Data entries ->

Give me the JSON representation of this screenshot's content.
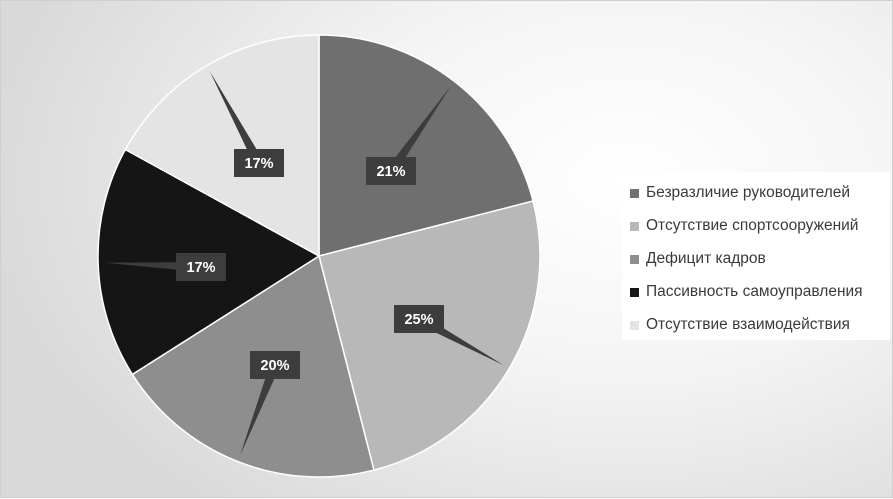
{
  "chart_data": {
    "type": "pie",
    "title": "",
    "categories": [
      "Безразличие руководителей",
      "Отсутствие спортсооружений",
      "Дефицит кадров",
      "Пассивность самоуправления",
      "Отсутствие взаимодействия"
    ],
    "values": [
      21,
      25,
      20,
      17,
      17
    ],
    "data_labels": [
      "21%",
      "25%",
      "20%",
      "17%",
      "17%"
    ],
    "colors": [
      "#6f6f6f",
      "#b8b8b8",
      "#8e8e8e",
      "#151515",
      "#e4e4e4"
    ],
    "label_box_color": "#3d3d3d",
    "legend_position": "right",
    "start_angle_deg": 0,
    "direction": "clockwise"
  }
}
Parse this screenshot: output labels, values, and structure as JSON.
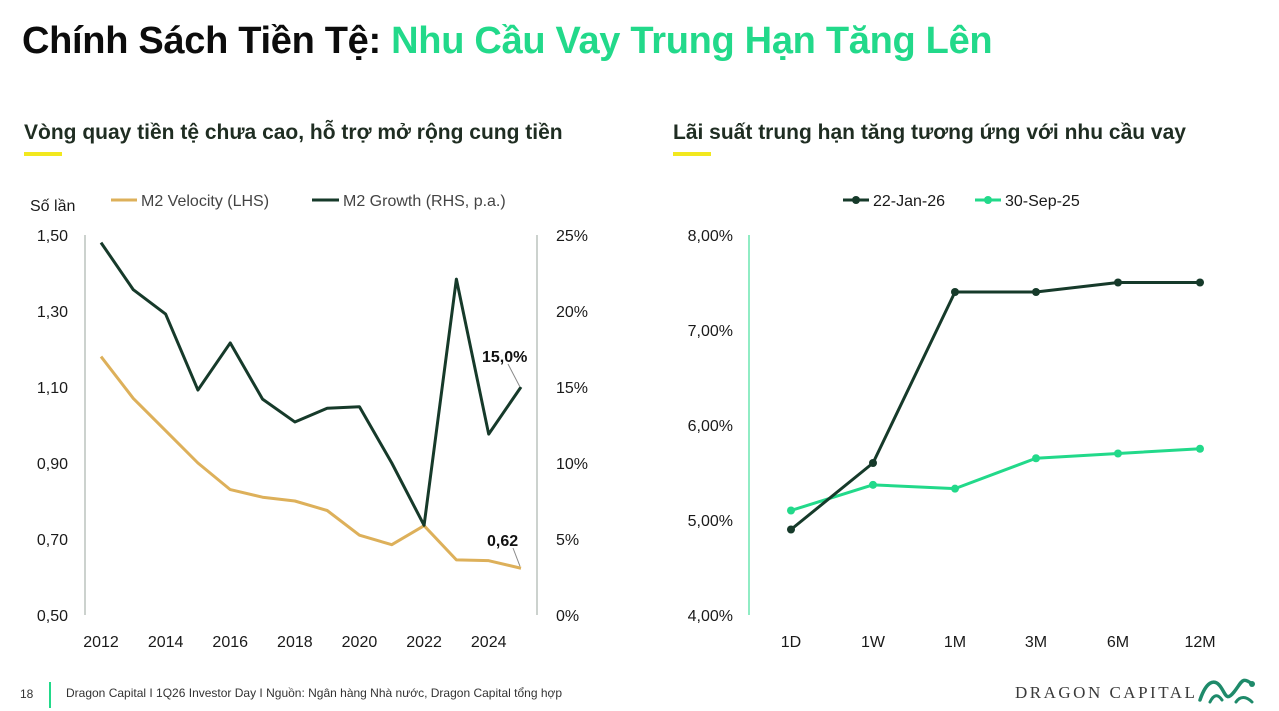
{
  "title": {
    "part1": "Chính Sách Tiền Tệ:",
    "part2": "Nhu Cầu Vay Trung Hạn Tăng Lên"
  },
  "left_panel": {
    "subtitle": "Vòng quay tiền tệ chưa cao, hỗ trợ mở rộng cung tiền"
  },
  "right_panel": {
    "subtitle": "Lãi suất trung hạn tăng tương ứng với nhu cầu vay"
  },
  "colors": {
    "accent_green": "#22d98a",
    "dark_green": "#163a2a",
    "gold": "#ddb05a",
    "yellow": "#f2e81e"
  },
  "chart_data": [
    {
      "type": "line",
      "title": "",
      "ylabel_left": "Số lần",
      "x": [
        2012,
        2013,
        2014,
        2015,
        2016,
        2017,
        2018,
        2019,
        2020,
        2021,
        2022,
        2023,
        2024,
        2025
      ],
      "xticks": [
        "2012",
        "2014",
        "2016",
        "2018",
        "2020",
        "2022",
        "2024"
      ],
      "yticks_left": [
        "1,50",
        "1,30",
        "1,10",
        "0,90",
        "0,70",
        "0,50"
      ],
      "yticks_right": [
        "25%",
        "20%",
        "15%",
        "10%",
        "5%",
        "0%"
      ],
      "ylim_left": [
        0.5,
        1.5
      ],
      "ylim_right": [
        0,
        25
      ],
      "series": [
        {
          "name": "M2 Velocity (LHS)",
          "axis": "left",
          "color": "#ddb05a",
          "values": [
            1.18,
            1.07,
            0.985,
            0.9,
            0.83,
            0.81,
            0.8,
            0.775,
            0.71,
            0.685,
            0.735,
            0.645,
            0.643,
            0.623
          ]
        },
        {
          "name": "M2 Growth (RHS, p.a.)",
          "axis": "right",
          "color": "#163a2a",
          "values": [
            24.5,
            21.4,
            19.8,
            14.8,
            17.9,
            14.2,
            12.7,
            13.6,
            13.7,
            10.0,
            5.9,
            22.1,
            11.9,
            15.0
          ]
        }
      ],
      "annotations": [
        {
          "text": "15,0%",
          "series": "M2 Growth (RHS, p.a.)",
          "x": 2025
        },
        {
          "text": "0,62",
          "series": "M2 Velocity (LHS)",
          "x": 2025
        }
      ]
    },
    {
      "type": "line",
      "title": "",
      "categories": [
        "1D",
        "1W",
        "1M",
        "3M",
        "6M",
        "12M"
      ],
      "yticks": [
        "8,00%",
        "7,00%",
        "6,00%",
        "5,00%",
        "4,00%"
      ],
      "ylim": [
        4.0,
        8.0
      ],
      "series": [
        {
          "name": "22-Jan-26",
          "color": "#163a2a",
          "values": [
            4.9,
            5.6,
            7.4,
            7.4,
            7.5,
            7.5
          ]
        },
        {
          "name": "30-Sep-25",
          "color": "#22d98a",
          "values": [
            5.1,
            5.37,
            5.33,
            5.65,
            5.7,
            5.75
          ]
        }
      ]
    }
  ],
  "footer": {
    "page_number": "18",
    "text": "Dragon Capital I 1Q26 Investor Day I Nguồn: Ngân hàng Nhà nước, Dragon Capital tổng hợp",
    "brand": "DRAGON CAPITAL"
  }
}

Exercise directions ->
Select all lines in the listing above where the word "Velocity" appears, and show them.

Expected answer ->
          "name": "M2 Velocity (LHS)",
          "series": "M2 Velocity (LHS)",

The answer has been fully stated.